▶ **Given task**
Copy out the lines that include the word "farbig".

Figure collection entries
-----

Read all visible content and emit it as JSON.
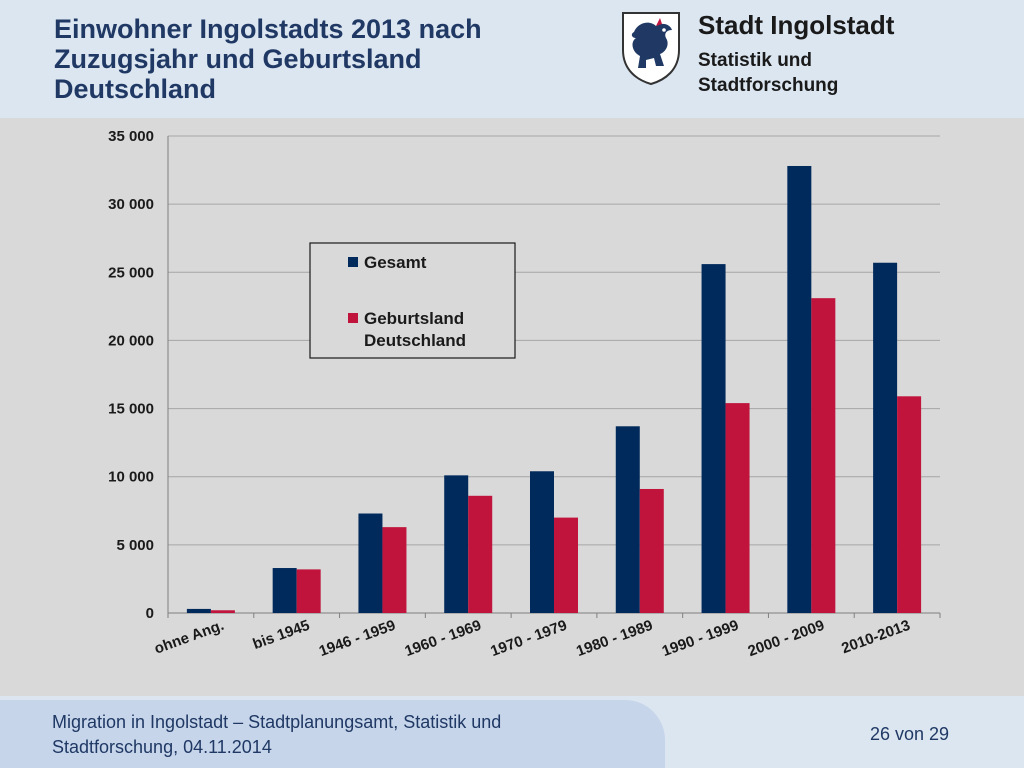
{
  "header": {
    "title": "Einwohner Ingolstadts 2013 nach Zuzugsjahr und Geburtsland Deutschland",
    "org_name": "Stadt Ingolstadt",
    "org_dept": "Statistik und Stadtforschung",
    "crest_icon": "ingolstadt-panther-crest",
    "title_color": "#1f3864"
  },
  "footer": {
    "text": "Migration in Ingolstadt – Stadtplanungsamt, Statistik und Stadtforschung, 04.11.2014",
    "page": "26 von 29"
  },
  "chart_data": {
    "type": "bar",
    "categories": [
      "ohne Ang.",
      "bis 1945",
      "1946 - 1959",
      "1960 - 1969",
      "1970 - 1979",
      "1980 - 1989",
      "1990 - 1999",
      "2000 - 2009",
      "2010-2013"
    ],
    "series": [
      {
        "name": "Gesamt",
        "color": "#002a5c",
        "values": [
          300,
          3300,
          7300,
          10100,
          10400,
          13700,
          25600,
          32800,
          25700
        ]
      },
      {
        "name": "Geburtsland Deutschland",
        "color": "#c0143c",
        "values": [
          200,
          3200,
          6300,
          8600,
          7000,
          9100,
          15400,
          23100,
          15900
        ]
      }
    ],
    "yticks": [
      "0",
      "5 000",
      "10 000",
      "15 000",
      "20 000",
      "25 000",
      "30 000",
      "35 000"
    ],
    "ylim": [
      0,
      35000
    ],
    "grid": true,
    "legend_position": "inside-upper-left",
    "title": "",
    "xlabel": "",
    "ylabel": ""
  }
}
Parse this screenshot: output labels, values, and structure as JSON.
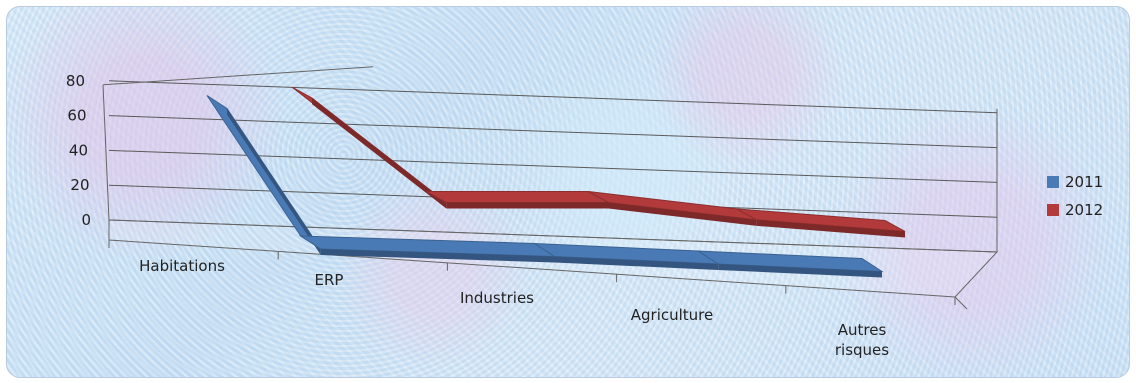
{
  "chart_data": {
    "type": "line",
    "title": "",
    "xlabel": "",
    "ylabel": "",
    "categories": [
      "Habitations",
      "ERP",
      "Industries",
      "Agriculture",
      "Autres risques"
    ],
    "series": [
      {
        "name": "2011",
        "values": [
          70,
          0,
          0,
          0,
          0
        ],
        "color": "#4a7ab5"
      },
      {
        "name": "2012",
        "values": [
          72,
          5,
          10,
          3,
          0
        ],
        "color": "#b23a3a"
      }
    ],
    "ylim": [
      0,
      80
    ],
    "yticks": [
      0,
      20,
      40,
      60,
      80
    ],
    "grid": true,
    "legend_position": "right",
    "style": "3d-line"
  }
}
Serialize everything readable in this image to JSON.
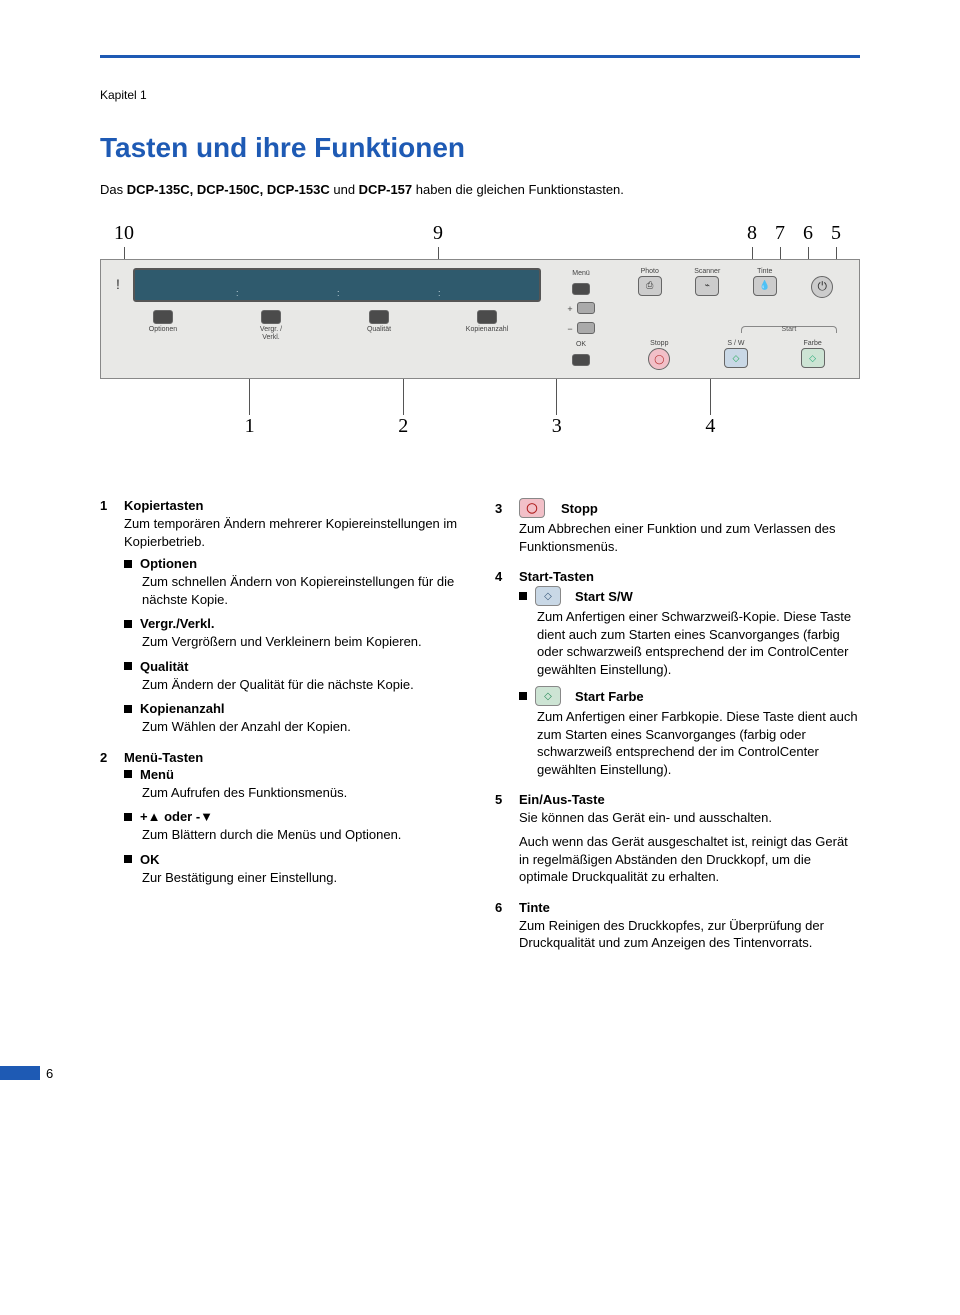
{
  "chapter": "Kapitel 1",
  "title": "Tasten und ihre Funktionen",
  "intro_prefix": "Das ",
  "intro_models": "DCP-135C, DCP-150C, DCP-153C",
  "intro_und": " und ",
  "intro_last_model": "DCP-157",
  "intro_suffix": " haben die gleichen Funktionstasten.",
  "callouts_top": [
    "10",
    "9",
    "8",
    "7",
    "6",
    "5"
  ],
  "callouts_bottom": [
    "1",
    "2",
    "3",
    "4"
  ],
  "panel": {
    "menu": "Menü",
    "ok": "OK",
    "plus": "+",
    "minus": "−",
    "photo": "Photo",
    "scanner": "Scanner",
    "tinte": "Tinte",
    "stopp": "Stopp",
    "start": "Start",
    "sw": "S / W",
    "farbe": "Farbe",
    "optionen_l1": "Optionen",
    "vergr_l1": "Vergr. /",
    "vergr_l2": "Verkl.",
    "qualitaet": "Qualität",
    "kopienanzahl": "Kopienanzahl",
    "tick": ":"
  },
  "colors": {
    "accent": "#1e5ab4",
    "panel_bg": "#e8e8e6",
    "lcd": "#2f5a6d",
    "stopp_bg": "#f2c0c8",
    "sw_bg": "#c9d8e6",
    "farbe_bg": "#cde4d4"
  },
  "left": {
    "i1_num": "1",
    "i1_head": "Kopiertasten",
    "i1_desc": "Zum temporären Ändern mehrerer Kopiereinstellungen im Kopierbetrieb.",
    "i1_b1": "Optionen",
    "i1_b1_desc": "Zum schnellen Ändern von Kopiereinstellungen für die nächste Kopie.",
    "i1_b2": "Vergr./Verkl.",
    "i1_b2_desc": "Zum Vergrößern und Verkleinern beim Kopieren.",
    "i1_b3": "Qualität",
    "i1_b3_desc": "Zum Ändern der Qualität für die nächste Kopie.",
    "i1_b4": "Kopienanzahl",
    "i1_b4_desc": "Zum Wählen der Anzahl der Kopien.",
    "i2_num": "2",
    "i2_head": "Menü-Tasten",
    "i2_b1": "Menü",
    "i2_b1_desc": "Zum Aufrufen des Funktionsmenüs.",
    "i2_b2": "+▲ oder -▼",
    "i2_b2_desc": "Zum Blättern durch die Menüs und Optionen.",
    "i2_b3": "OK",
    "i2_b3_desc": "Zur Bestätigung einer Einstellung."
  },
  "right": {
    "i3_num": "3",
    "i3_head": "Stopp",
    "i3_desc": "Zum Abbrechen einer Funktion und zum Verlassen des Funktionsmenüs.",
    "i4_num": "4",
    "i4_head": "Start-Tasten",
    "i4_b1": "Start S/W",
    "i4_b1_desc": "Zum Anfertigen einer Schwarzweiß-Kopie. Diese Taste dient auch zum Starten eines Scanvorganges (farbig oder schwarzweiß entsprechend der im ControlCenter gewählten Einstellung).",
    "i4_b2": "Start Farbe",
    "i4_b2_desc": "Zum Anfertigen einer Farbkopie. Diese Taste dient auch zum Starten eines Scanvorganges (farbig oder schwarzweiß entsprechend der im ControlCenter gewählten Einstellung).",
    "i5_num": "5",
    "i5_head": "Ein/Aus-Taste",
    "i5_desc1": "Sie können das Gerät ein- und ausschalten.",
    "i5_desc2": "Auch wenn das Gerät ausgeschaltet ist, reinigt das Gerät in regelmäßigen Abständen den Druckkopf, um die optimale Druckqualität zu erhalten.",
    "i6_num": "6",
    "i6_head": "Tinte",
    "i6_desc": "Zum Reinigen des Druckkopfes, zur Überprüfung der Druckqualität und zum Anzeigen des Tintenvorrats."
  },
  "page_number": "6"
}
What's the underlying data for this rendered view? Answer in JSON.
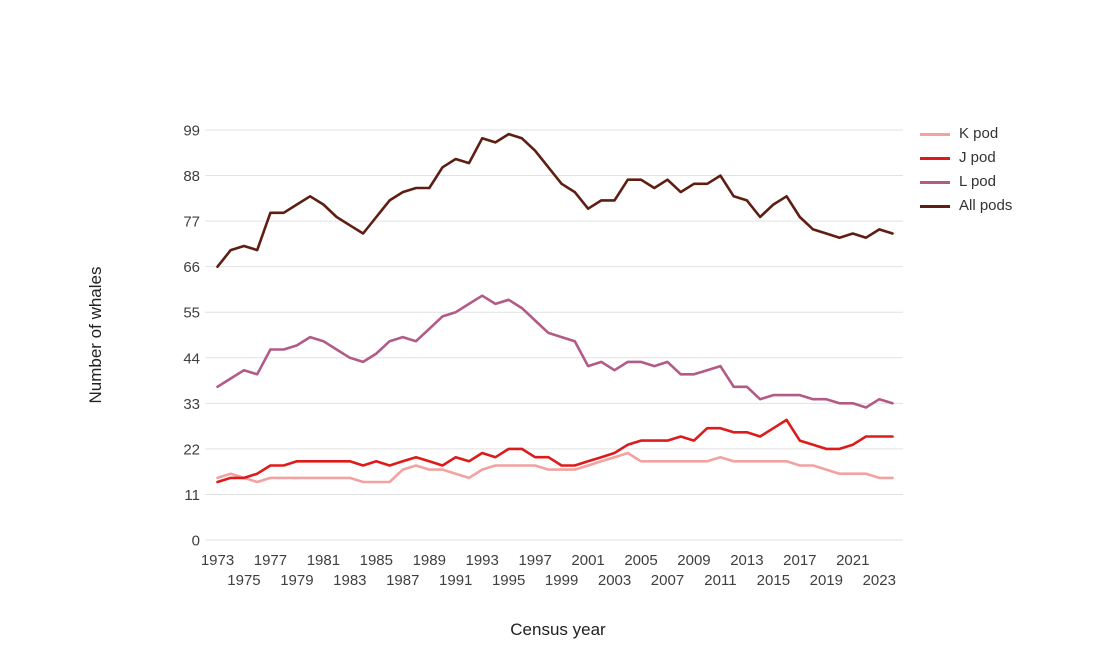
{
  "chart": {
    "y_axis_title": "Number of whales",
    "x_axis_title": "Census year"
  },
  "chart_data": {
    "type": "line",
    "title": "",
    "xlabel": "Census year",
    "ylabel": "Number of whales",
    "grid": "horizontal",
    "legend_position": "top-right",
    "background_color": "#ffffff",
    "gridline_color": "#e2e2e2",
    "tick_label_color": "#3f3f3f",
    "axis_title_color": "#212121",
    "ylim": [
      0,
      104
    ],
    "xlim": [
      1972,
      2025
    ],
    "y_ticks": [
      0,
      11,
      22,
      33,
      44,
      55,
      66,
      77,
      88,
      99
    ],
    "x_tick_rows": [
      [
        1973,
        1977,
        1981,
        1985,
        1989,
        1993,
        1997,
        2001,
        2005,
        2009,
        2013,
        2017,
        2021
      ],
      [
        1975,
        1979,
        1983,
        1987,
        1991,
        1995,
        1999,
        2003,
        2007,
        2011,
        2015,
        2019,
        2023
      ]
    ],
    "x": [
      1973,
      1974,
      1975,
      1976,
      1977,
      1978,
      1979,
      1980,
      1981,
      1982,
      1983,
      1984,
      1985,
      1986,
      1987,
      1988,
      1989,
      1990,
      1991,
      1992,
      1993,
      1994,
      1995,
      1996,
      1997,
      1998,
      1999,
      2000,
      2001,
      2002,
      2003,
      2004,
      2005,
      2006,
      2007,
      2008,
      2009,
      2010,
      2011,
      2012,
      2013,
      2014,
      2015,
      2016,
      2017,
      2018,
      2019,
      2020,
      2021,
      2022,
      2023,
      2024
    ],
    "series": [
      {
        "name": "K pod",
        "color": "#f2a2a0",
        "values": [
          15,
          16,
          15,
          14,
          15,
          15,
          15,
          15,
          15,
          15,
          15,
          14,
          14,
          14,
          17,
          18,
          17,
          17,
          16,
          15,
          17,
          18,
          18,
          18,
          18,
          17,
          17,
          17,
          18,
          19,
          20,
          21,
          19,
          19,
          19,
          19,
          19,
          19,
          20,
          19,
          19,
          19,
          19,
          19,
          18,
          18,
          17,
          16,
          16,
          16,
          15,
          15
        ]
      },
      {
        "name": "J pod",
        "color": "#de1b1b",
        "values": [
          14,
          15,
          15,
          16,
          18,
          18,
          19,
          19,
          19,
          19,
          19,
          18,
          19,
          18,
          19,
          20,
          19,
          18,
          20,
          19,
          21,
          20,
          22,
          22,
          20,
          20,
          18,
          18,
          19,
          20,
          21,
          23,
          24,
          24,
          24,
          25,
          24,
          27,
          27,
          26,
          26,
          25,
          27,
          29,
          24,
          23,
          22,
          22,
          23,
          25,
          25,
          25
        ]
      },
      {
        "name": "L pod",
        "color": "#b25b87",
        "values": [
          37,
          39,
          41,
          40,
          46,
          46,
          47,
          49,
          48,
          46,
          44,
          43,
          45,
          48,
          49,
          48,
          51,
          54,
          55,
          57,
          59,
          57,
          58,
          56,
          53,
          50,
          49,
          48,
          42,
          43,
          41,
          43,
          43,
          42,
          43,
          40,
          40,
          41,
          42,
          37,
          37,
          34,
          35,
          35,
          35,
          34,
          34,
          33,
          33,
          32,
          34,
          33
        ]
      },
      {
        "name": "All pods",
        "color": "#5e1f12",
        "values": [
          66,
          70,
          71,
          70,
          79,
          79,
          81,
          83,
          81,
          78,
          76,
          74,
          78,
          82,
          84,
          85,
          85,
          90,
          92,
          91,
          97,
          96,
          98,
          97,
          94,
          90,
          86,
          84,
          80,
          82,
          82,
          87,
          87,
          85,
          87,
          84,
          86,
          86,
          88,
          83,
          82,
          78,
          81,
          83,
          78,
          75,
          74,
          73,
          74,
          73,
          75,
          74
        ]
      }
    ],
    "legend_order": [
      "K pod",
      "J pod",
      "L pod",
      "All pods"
    ]
  }
}
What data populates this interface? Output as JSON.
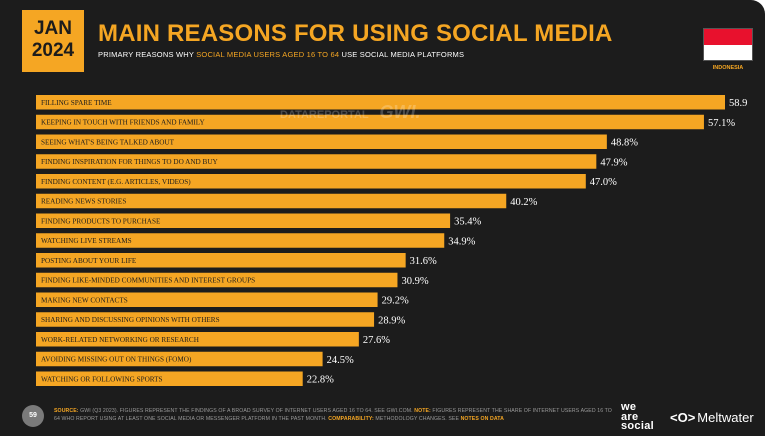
{
  "header": {
    "month": "JAN",
    "year": "2024",
    "title": "MAIN REASONS FOR USING SOCIAL MEDIA",
    "subtitle_prefix": "PRIMARY REASONS WHY",
    "subtitle_highlight": "SOCIAL MEDIA USERS AGED 16 TO 64",
    "subtitle_suffix": "USE SOCIAL MEDIA PLATFORMS",
    "country": "INDONESIA",
    "watermark_left": "DATAREPORTAL",
    "watermark_right": "GWI."
  },
  "chart_data": {
    "type": "bar",
    "orientation": "horizontal",
    "categories": [
      "FILLING SPARE TIME",
      "KEEPING IN TOUCH WITH FRIENDS AND FAMILY",
      "SEEING WHAT'S BEING TALKED ABOUT",
      "FINDING INSPIRATION FOR THINGS TO DO AND BUY",
      "FINDING CONTENT (E.G. ARTICLES, VIDEOS)",
      "READING NEWS STORIES",
      "FINDING PRODUCTS TO PURCHASE",
      "WATCHING LIVE STREAMS",
      "POSTING ABOUT YOUR LIFE",
      "FINDING LIKE-MINDED COMMUNITIES AND INTEREST GROUPS",
      "MAKING NEW CONTACTS",
      "SHARING AND DISCUSSING OPINIONS WITH OTHERS",
      "WORK-RELATED NETWORKING OR RESEARCH",
      "AVOIDING MISSING OUT ON THINGS (FOMO)",
      "WATCHING OR FOLLOWING SPORTS"
    ],
    "values": [
      58.9,
      57.1,
      48.8,
      47.9,
      47.0,
      40.2,
      35.4,
      34.9,
      31.6,
      30.9,
      29.2,
      28.9,
      27.6,
      24.5,
      22.8
    ],
    "value_labels": [
      "58.9",
      "57.1%",
      "48.8%",
      "47.9%",
      "47.0%",
      "40.2%",
      "35.4%",
      "34.9%",
      "31.6%",
      "30.9%",
      "29.2%",
      "28.9%",
      "27.6%",
      "24.5%",
      "22.8%"
    ],
    "xlim": [
      0,
      58.9
    ],
    "bar_color": "#f5a623",
    "grid": false
  },
  "footer": {
    "page": "59",
    "source_key": "SOURCE:",
    "source_text": "GWI (Q3 2023). FIGURES REPRESENT THE FINDINGS OF A BROAD SURVEY OF INTERNET USERS AGED 16 TO 64. SEE GWI.COM.",
    "note_key": "NOTE:",
    "note_text": "FIGURES REPRESENT THE SHARE OF INTERNET USERS AGED 16 TO 64 WHO REPORT USING AT LEAST ONE SOCIAL MEDIA OR MESSENGER PLATFORM IN THE PAST MONTH.",
    "comp_key": "COMPARABILITY:",
    "comp_text": "METHODOLOGY CHANGES. SEE",
    "notes_link": "NOTES ON DATA",
    "logo_was_1": "we",
    "logo_was_2": "are",
    "logo_was_3": "social",
    "logo_mw_symbol": "<O>",
    "logo_mw_name": "Meltwater"
  },
  "colors": {
    "background": "#1c1c1c",
    "accent": "#f5a623",
    "flag_red": "#e8112d",
    "flag_white": "#ffffff"
  }
}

-----

▶ **Problem solution**
    "i4_b1_desc": "Zum Anfertigen einer Schwarzweiß-Kopie. Diese Taste dient auch zum Starten eines Scanvorganges (farbig oder schwarzweiß entsprechend der im ControlCenter gewählten Einstellung).",
    "i4_b2_desc": "Zum Anfertigen einer Farbkopie. Diese Taste dient auch zum Starten eines Scanvorganges (farbig oder schwarzweiß entsprechend der im ControlCenter gewählten Einstellung).",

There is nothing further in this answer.